Going through the material below, please gather all lines with the word "tomate" in them.

## START

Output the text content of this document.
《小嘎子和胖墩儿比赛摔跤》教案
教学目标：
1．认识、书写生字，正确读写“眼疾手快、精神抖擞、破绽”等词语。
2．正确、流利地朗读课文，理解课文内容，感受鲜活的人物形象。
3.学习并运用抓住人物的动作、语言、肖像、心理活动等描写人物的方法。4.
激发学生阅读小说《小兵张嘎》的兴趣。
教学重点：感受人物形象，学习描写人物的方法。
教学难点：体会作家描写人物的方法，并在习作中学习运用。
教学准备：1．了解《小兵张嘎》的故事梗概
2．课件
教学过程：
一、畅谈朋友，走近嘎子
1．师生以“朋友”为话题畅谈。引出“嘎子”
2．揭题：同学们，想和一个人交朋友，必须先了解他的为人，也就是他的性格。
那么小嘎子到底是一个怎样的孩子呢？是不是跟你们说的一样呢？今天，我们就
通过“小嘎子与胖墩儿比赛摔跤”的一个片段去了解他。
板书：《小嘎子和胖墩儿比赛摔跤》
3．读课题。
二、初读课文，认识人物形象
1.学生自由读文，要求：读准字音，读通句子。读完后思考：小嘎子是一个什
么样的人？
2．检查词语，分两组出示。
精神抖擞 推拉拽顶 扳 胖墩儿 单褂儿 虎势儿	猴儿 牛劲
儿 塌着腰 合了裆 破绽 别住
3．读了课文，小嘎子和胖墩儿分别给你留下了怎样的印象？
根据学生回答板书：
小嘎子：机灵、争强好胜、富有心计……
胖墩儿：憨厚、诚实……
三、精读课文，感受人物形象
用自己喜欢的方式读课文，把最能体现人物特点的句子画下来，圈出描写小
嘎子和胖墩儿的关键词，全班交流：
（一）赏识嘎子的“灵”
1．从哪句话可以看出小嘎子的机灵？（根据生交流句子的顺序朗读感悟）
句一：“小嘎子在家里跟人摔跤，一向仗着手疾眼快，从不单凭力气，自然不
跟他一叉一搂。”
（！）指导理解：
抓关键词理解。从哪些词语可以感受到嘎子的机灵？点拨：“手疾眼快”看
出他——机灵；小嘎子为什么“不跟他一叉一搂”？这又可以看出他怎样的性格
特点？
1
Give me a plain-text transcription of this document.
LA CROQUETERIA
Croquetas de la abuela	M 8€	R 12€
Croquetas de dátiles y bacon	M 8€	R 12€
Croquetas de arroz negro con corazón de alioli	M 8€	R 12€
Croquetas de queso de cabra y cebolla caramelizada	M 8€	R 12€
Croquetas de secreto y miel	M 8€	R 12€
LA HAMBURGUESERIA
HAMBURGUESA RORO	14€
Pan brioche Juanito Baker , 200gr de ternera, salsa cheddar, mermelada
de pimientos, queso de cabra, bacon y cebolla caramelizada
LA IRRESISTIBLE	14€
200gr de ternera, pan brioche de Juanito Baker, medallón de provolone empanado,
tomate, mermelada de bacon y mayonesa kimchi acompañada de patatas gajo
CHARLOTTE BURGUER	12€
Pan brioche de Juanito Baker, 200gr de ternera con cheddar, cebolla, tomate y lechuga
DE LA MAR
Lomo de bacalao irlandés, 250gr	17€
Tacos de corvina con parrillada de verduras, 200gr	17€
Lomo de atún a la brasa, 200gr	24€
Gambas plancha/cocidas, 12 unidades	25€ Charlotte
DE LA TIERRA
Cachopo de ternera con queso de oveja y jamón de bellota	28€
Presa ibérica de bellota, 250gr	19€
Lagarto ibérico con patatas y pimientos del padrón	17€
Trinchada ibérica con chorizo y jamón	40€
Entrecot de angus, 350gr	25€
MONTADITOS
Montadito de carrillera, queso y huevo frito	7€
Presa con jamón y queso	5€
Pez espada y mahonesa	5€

## END
## START

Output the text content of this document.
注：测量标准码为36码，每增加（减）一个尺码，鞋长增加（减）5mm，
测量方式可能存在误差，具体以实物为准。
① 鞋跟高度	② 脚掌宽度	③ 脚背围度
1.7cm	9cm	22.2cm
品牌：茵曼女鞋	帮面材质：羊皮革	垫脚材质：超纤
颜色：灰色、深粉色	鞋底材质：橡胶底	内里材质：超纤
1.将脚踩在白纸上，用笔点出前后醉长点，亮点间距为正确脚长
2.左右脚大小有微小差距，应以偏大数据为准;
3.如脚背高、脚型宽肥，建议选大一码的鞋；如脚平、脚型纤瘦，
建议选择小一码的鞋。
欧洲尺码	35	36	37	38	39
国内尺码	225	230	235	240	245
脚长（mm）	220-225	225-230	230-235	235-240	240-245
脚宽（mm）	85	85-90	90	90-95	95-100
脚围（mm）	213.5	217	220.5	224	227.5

## END

Correct response:
tomate, mermelada de bacon y mayonesa kimchi acompañada de patatas gajo
Pan brioche de Juanito Baker, 200gr de ternera con cheddar, cebolla, tomate y lechuga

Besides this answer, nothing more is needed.